OBJECTIVE — Put everything from the start of the items down to the line containing "cell-esempio: Avviso pressione", both included, into a numbered list, leaving out blank lines.

MATERIAL SHOWN —
···

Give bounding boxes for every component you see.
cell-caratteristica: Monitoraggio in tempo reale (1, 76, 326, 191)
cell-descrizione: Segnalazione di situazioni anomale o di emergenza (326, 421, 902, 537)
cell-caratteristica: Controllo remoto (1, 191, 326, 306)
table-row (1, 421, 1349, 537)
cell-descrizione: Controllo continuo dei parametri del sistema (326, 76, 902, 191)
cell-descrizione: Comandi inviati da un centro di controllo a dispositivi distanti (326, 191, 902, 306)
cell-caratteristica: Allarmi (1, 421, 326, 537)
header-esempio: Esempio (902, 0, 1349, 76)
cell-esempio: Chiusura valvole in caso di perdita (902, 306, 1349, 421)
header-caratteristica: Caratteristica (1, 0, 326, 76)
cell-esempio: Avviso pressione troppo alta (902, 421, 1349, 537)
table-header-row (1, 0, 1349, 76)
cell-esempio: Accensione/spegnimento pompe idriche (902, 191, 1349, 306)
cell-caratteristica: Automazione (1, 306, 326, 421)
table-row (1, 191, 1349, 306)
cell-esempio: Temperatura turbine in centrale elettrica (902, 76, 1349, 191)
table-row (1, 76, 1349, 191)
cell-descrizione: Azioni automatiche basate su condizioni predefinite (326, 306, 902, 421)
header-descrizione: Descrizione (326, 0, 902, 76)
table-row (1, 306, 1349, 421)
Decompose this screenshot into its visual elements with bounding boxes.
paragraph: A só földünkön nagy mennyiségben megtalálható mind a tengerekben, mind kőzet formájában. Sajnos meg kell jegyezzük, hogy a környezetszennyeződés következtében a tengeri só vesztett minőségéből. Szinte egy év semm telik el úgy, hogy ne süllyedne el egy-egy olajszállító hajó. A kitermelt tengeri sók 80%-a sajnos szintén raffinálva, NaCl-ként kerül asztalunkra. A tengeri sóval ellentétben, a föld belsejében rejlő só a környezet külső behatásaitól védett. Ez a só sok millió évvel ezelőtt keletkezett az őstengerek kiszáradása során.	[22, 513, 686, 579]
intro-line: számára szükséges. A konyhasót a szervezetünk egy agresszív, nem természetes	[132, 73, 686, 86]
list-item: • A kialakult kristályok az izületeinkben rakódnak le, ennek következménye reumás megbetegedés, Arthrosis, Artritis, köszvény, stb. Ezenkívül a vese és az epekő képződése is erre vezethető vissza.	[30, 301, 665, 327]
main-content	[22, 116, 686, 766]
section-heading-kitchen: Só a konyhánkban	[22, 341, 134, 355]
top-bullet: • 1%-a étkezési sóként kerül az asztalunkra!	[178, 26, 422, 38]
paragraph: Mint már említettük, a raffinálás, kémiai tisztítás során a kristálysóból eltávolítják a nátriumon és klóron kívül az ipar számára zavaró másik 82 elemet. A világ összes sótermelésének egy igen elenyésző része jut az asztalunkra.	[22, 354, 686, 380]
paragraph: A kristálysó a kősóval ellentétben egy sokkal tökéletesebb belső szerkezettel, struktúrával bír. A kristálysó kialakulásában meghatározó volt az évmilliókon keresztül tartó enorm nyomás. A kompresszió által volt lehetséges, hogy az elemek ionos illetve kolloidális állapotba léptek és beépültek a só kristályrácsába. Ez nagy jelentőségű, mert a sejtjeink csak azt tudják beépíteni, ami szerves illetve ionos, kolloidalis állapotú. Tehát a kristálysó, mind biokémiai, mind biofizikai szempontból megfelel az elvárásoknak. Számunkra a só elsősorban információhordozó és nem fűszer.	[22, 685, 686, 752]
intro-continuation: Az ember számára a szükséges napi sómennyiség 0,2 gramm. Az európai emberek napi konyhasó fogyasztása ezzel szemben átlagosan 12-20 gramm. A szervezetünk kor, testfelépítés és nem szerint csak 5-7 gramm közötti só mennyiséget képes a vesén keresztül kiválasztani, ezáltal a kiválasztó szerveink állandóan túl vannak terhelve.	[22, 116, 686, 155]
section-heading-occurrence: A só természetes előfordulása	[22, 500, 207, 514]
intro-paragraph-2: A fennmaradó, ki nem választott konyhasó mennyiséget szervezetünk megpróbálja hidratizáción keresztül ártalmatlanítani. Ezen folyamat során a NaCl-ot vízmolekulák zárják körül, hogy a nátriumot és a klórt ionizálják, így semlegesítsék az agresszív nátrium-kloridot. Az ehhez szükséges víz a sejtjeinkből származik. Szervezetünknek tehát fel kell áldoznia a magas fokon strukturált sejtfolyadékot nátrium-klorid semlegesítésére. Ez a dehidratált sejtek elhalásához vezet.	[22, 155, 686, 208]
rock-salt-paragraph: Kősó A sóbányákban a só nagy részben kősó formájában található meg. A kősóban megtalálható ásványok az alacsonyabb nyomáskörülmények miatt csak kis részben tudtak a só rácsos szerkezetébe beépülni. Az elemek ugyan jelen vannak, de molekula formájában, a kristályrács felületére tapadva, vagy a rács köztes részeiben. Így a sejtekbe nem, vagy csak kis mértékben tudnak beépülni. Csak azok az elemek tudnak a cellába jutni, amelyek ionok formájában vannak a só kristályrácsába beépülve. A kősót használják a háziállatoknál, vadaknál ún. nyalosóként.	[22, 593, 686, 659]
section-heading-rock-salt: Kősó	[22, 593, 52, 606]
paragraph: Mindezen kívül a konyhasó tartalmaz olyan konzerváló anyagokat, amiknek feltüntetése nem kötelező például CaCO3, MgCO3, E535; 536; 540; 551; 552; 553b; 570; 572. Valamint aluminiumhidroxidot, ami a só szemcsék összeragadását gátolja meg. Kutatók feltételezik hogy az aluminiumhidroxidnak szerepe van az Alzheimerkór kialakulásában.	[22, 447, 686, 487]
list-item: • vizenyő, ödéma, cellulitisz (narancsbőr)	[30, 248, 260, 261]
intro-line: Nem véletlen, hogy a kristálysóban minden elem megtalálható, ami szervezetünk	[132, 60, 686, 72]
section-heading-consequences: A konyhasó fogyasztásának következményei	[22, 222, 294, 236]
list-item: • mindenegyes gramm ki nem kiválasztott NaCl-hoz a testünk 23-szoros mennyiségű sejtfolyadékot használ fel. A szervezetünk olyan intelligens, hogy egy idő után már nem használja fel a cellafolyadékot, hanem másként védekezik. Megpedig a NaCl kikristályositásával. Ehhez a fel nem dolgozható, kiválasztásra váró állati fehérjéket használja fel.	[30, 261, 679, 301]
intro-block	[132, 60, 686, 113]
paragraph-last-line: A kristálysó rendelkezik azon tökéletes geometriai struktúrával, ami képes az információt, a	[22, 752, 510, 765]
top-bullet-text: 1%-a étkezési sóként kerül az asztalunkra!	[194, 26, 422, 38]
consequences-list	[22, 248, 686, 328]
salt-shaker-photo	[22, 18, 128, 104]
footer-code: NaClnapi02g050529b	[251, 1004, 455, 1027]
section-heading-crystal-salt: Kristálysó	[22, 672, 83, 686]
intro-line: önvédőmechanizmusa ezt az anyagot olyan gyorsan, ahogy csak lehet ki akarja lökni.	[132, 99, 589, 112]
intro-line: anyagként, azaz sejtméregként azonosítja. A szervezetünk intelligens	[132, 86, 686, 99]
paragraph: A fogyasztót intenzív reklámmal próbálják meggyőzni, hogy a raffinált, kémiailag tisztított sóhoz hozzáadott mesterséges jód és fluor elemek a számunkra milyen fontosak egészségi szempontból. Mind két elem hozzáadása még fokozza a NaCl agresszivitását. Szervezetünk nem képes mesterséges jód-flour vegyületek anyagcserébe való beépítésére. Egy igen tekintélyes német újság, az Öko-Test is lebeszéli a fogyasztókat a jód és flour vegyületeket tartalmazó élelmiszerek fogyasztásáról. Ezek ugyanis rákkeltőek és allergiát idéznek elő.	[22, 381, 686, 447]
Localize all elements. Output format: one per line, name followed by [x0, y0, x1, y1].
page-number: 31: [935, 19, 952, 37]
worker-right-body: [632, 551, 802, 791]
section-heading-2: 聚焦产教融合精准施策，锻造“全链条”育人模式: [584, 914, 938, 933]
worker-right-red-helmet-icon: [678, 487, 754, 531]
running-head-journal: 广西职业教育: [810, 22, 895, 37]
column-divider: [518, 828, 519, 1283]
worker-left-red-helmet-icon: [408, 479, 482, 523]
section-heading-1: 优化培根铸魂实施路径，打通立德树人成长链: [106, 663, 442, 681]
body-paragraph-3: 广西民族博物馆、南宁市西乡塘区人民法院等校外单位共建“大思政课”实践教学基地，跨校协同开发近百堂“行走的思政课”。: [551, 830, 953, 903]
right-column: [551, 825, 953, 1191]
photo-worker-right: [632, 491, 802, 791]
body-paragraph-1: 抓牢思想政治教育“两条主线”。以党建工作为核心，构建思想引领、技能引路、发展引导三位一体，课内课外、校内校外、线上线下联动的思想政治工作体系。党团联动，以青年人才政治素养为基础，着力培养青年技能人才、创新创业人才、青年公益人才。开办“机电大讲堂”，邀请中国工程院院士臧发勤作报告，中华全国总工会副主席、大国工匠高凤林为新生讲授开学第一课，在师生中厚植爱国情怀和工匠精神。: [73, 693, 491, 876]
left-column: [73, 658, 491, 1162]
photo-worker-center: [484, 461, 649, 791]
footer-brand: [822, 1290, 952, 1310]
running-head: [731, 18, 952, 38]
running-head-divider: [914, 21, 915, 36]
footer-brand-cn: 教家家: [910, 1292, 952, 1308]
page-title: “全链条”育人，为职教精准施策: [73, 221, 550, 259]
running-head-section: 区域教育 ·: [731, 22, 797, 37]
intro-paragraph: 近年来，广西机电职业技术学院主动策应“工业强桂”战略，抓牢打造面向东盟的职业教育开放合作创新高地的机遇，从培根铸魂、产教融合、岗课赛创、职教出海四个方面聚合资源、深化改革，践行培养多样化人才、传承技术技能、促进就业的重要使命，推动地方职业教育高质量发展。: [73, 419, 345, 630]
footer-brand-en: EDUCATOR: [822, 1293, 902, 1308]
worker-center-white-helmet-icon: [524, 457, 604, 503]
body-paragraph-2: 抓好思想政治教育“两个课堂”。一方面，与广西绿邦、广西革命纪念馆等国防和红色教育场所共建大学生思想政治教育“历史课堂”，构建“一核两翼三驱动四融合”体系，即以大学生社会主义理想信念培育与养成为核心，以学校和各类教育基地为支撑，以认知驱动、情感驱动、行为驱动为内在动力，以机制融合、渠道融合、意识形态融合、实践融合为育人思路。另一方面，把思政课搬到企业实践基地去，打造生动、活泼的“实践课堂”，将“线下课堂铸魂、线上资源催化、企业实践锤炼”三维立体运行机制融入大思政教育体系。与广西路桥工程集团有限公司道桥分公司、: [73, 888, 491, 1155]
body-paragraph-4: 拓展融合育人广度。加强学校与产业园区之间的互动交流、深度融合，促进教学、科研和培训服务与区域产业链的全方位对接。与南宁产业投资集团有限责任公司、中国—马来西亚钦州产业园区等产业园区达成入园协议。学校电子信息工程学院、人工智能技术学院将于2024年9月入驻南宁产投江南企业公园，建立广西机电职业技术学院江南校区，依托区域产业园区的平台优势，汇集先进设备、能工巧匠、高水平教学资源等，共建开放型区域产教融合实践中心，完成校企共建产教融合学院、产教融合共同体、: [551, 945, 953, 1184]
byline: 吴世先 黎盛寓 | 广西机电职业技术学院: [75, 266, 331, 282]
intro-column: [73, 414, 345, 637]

···

RESPONSE TO THE EXERCISE —
1. Give bounding boxes for every component you see.
2. cell-caratteristica: Monitoraggio in tempo reale (1, 76, 326, 191)
3. cell-descrizione: Segnalazione di situazioni anomale o di emergenza (326, 421, 902, 537)
4. cell-caratteristica: Controllo remoto (1, 191, 326, 306)
5. table-row (1, 421, 1349, 537)
6. cell-descrizione: Controllo continuo dei parametri del sistema (326, 76, 902, 191)
7. cell-descrizione: Comandi inviati da un centro di controllo a dispositivi distanti (326, 191, 902, 306)
8. cell-caratteristica: Allarmi (1, 421, 326, 537)
9. header-esempio: Esempio (902, 0, 1349, 76)
10. cell-esempio: Chiusura valvole in caso di perdita (902, 306, 1349, 421)
11. header-caratteristica: Caratteristica (1, 0, 326, 76)
12. cell-esempio: Avviso pressione troppo alta (902, 421, 1349, 537)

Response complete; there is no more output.